— start Raw records —
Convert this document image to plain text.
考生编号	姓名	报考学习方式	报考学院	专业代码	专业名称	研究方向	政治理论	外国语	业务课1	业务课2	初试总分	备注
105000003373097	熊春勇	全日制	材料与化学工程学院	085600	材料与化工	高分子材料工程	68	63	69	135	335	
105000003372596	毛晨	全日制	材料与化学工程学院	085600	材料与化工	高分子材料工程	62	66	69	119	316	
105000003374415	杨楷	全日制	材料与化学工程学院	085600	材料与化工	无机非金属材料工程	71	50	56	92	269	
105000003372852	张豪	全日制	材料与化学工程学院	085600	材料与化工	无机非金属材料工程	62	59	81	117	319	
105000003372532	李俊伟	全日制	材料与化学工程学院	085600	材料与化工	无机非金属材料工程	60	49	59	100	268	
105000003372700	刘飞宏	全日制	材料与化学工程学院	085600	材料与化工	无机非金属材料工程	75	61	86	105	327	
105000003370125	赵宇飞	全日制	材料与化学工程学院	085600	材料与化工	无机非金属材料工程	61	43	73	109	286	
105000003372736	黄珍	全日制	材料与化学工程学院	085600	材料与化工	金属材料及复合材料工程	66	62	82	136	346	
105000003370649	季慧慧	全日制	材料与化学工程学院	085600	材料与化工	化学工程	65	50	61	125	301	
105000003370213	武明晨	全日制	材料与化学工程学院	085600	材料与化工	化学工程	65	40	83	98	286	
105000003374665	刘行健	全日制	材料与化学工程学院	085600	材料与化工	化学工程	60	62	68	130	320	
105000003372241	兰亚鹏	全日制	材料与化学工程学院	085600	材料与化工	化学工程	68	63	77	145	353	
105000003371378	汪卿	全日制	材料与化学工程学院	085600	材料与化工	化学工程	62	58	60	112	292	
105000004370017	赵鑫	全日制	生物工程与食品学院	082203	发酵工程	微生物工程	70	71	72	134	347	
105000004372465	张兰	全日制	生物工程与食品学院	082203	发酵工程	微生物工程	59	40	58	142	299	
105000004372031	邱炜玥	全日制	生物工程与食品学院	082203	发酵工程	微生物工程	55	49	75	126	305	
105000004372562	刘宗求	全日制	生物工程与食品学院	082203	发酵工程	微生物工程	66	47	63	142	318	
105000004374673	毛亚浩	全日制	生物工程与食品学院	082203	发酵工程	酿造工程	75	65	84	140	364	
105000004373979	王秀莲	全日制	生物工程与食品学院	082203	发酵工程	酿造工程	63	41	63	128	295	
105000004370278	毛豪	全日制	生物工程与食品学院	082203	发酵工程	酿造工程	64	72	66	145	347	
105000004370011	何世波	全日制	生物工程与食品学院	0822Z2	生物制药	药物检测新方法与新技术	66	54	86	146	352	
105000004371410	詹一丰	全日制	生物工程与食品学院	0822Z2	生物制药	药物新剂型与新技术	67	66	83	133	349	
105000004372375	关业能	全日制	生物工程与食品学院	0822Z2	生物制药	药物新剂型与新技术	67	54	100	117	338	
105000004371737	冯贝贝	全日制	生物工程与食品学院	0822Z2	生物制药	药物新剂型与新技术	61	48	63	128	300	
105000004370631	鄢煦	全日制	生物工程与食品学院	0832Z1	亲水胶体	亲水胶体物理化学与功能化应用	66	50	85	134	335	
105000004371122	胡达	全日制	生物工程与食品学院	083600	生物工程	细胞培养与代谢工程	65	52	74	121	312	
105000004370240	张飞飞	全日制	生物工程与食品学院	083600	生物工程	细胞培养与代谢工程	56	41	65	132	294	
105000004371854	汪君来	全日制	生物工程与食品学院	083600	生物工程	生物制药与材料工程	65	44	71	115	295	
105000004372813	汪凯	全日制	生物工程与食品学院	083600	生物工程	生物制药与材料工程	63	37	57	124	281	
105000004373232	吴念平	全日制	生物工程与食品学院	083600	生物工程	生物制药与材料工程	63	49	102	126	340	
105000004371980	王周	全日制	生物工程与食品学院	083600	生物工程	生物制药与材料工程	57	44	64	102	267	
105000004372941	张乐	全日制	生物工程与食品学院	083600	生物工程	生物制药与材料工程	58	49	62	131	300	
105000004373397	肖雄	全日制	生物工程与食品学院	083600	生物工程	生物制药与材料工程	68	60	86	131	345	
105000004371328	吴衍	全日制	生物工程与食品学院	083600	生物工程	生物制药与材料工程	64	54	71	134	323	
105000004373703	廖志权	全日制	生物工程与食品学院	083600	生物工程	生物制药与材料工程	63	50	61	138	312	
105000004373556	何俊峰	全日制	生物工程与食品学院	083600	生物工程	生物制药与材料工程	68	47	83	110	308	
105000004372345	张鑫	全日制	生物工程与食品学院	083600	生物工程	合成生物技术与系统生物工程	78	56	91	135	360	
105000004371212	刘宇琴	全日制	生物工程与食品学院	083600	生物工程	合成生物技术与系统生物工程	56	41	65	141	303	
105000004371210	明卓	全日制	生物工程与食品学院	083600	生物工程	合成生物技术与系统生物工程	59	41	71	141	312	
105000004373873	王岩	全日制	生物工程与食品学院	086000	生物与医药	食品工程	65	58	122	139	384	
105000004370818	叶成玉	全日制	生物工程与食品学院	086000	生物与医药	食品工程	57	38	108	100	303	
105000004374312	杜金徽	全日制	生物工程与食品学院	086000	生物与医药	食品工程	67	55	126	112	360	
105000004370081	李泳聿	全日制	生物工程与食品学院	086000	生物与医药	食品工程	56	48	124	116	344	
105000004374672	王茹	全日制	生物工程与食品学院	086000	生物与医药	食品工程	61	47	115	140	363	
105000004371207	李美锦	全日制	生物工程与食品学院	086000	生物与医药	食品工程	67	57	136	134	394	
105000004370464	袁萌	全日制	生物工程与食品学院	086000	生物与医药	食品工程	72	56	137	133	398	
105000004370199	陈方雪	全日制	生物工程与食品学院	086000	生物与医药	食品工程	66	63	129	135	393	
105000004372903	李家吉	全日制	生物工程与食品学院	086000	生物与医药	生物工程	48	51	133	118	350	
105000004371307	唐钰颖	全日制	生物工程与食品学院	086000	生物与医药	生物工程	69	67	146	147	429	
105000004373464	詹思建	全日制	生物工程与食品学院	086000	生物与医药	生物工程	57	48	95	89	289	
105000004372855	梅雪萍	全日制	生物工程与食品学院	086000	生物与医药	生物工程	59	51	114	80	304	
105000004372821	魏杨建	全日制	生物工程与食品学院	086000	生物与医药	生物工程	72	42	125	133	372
— end Raw records —
- _Directions_: Above are the records; copy all of them exactly.

- _Solved problem_:
Convert this document image to plain text.
考生编号	姓名	报考学习方式	报考学院	专业代码	专业名称	研究方向	政治理论	外国语	业务课1	业务课2	初试总分	备注
105000003373097	熊春勇	全日制	材料与化学工程学院	085600	材料与化工	高分子材料工程	68	63	69	135	335	
105000003372596	毛晨	全日制	材料与化学工程学院	085600	材料与化工	高分子材料工程	62	66	69	119	316	
105000003374415	杨楷	全日制	材料与化学工程学院	085600	材料与化工	无机非金属材料工程	71	50	56	92	269	
105000003372852	张豪	全日制	材料与化学工程学院	085600	材料与化工	无机非金属材料工程	62	59	81	117	319	
105000003372532	李俊伟	全日制	材料与化学工程学院	085600	材料与化工	无机非金属材料工程	60	49	59	100	268	
105000003372700	刘飞宏	全日制	材料与化学工程学院	085600	材料与化工	无机非金属材料工程	75	61	86	105	327	
105000003370125	赵宇飞	全日制	材料与化学工程学院	085600	材料与化工	无机非金属材料工程	61	43	73	109	286	
105000003372736	黄珍	全日制	材料与化学工程学院	085600	材料与化工	金属材料及复合材料工程	66	62	82	136	346	
105000003370649	季慧慧	全日制	材料与化学工程学院	085600	材料与化工	化学工程	65	50	61	125	301	
105000003370213	武明晨	全日制	材料与化学工程学院	085600	材料与化工	化学工程	65	40	83	98	286	
105000003374665	刘行健	全日制	材料与化学工程学院	085600	材料与化工	化学工程	60	62	68	130	320	
105000003372241	兰亚鹏	全日制	材料与化学工程学院	085600	材料与化工	化学工程	68	63	77	145	353	
105000003371378	汪卿	全日制	材料与化学工程学院	085600	材料与化工	化学工程	62	58	60	112	292	
105000004370017	赵鑫	全日制	生物工程与食品学院	082203	发酵工程	微生物工程	70	71	72	134	347	
105000004372465	张兰	全日制	生物工程与食品学院	082203	发酵工程	微生物工程	59	40	58	142	299	
105000004372031	邱炜玥	全日制	生物工程与食品学院	082203	发酵工程	微生物工程	55	49	75	126	305	
105000004372562	刘宗求	全日制	生物工程与食品学院	082203	发酵工程	微生物工程	66	47	63	142	318	
105000004374673	毛亚浩	全日制	生物工程与食品学院	082203	发酵工程	酿造工程	75	65	84	140	364	
105000004373979	王秀莲	全日制	生物工程与食品学院	082203	发酵工程	酿造工程	63	41	63	128	295	
105000004370278	毛豪	全日制	生物工程与食品学院	082203	发酵工程	酿造工程	64	72	66	145	347	
105000004370011	何世波	全日制	生物工程与食品学院	0822Z2	生物制药	药物检测新方法与新技术	66	54	86	146	352	
105000004371410	詹一丰	全日制	生物工程与食品学院	0822Z2	生物制药	药物新剂型与新技术	67	66	83	133	349	
105000004372375	关业能	全日制	生物工程与食品学院	0822Z2	生物制药	药物新剂型与新技术	67	54	100	117	338	
105000004371737	冯贝贝	全日制	生物工程与食品学院	0822Z2	生物制药	药物新剂型与新技术	61	48	63	128	300	
105000004370631	鄢煦	全日制	生物工程与食品学院	0832Z1	亲水胶体	亲水胶体物理化学与功能化应用	66	50	85	134	335	
105000004371122	胡达	全日制	生物工程与食品学院	083600	生物工程	细胞培养与代谢工程	65	52	74	121	312	
105000004370240	张飞飞	全日制	生物工程与食品学院	083600	生物工程	细胞培养与代谢工程	56	41	65	132	294	
105000004371854	汪君来	全日制	生物工程与食品学院	083600	生物工程	生物制药与材料工程	65	44	71	115	295	
105000004372813	汪凯	全日制	生物工程与食品学院	083600	生物工程	生物制药与材料工程	63	37	57	124	281	
105000004373232	吴念平	全日制	生物工程与食品学院	083600	生物工程	生物制药与材料工程	63	49	102	126	340	
105000004371980	王周	全日制	生物工程与食品学院	083600	生物工程	生物制药与材料工程	57	44	64	102	267	
105000004372941	张乐	全日制	生物工程与食品学院	083600	生物工程	生物制药与材料工程	58	49	62	131	300	
105000004373397	肖雄	全日制	生物工程与食品学院	083600	生物工程	生物制药与材料工程	68	60	86	131	345	
105000004371328	吴衍	全日制	生物工程与食品学院	083600	生物工程	生物制药与材料工程	64	54	71	134	323	
105000004373703	廖志权	全日制	生物工程与食品学院	083600	生物工程	生物制药与材料工程	63	50	61	138	312	
105000004373556	何俊峰	全日制	生物工程与食品学院	083600	生物工程	生物制药与材料工程	68	47	83	110	308	
105000004372345	张鑫	全日制	生物工程与食品学院	083600	生物工程	合成生物技术与系统生物工程	78	56	91	135	360	
105000004371212	刘宇琴	全日制	生物工程与食品学院	083600	生物工程	合成生物技术与系统生物工程	56	41	65	141	303	
105000004371210	明卓	全日制	生物工程与食品学院	083600	生物工程	合成生物技术与系统生物工程	59	41	71	141	312	
105000004373873	王岩	全日制	生物工程与食品学院	086000	生物与医药	食品工程	65	58	122	139	384	
105000004370818	叶成玉	全日制	生物工程与食品学院	086000	生物与医药	食品工程	57	38	108	100	303	
105000004374312	杜金徽	全日制	生物工程与食品学院	086000	生物与医药	食品工程	67	55	126	112	360	
105000004370081	李泳聿	全日制	生物工程与食品学院	086000	生物与医药	食品工程	56	48	124	116	344	
105000004374672	王茹	全日制	生物工程与食品学院	086000	生物与医药	食品工程	61	47	115	140	363	
105000004371207	李美锦	全日制	生物工程与食品学院	086000	生物与医药	食品工程	67	57	136	134	394	
105000004370464	袁萌	全日制	生物工程与食品学院	086000	生物与医药	食品工程	72	56	137	133	398	
105000004370199	陈方雪	全日制	生物工程与食品学院	086000	生物与医药	食品工程	66	63	129	135	393	
105000004372903	李家吉	全日制	生物工程与食品学院	086000	生物与医药	生物工程	48	51	133	118	350	
105000004371307	唐钰颖	全日制	生物工程与食品学院	086000	生物与医药	生物工程	69	67	146	147	429	
105000004373464	詹思建	全日制	生物工程与食品学院	086000	生物与医药	生物工程	57	48	95	89	289	
105000004372855	梅雪萍	全日制	生物工程与食品学院	086000	生物与医药	生物工程	59	51	114	80	304	
105000004372821	魏杨建	全日制	生物工程与食品学院	086000	生物与医药	生物工程	72	42	125	133	372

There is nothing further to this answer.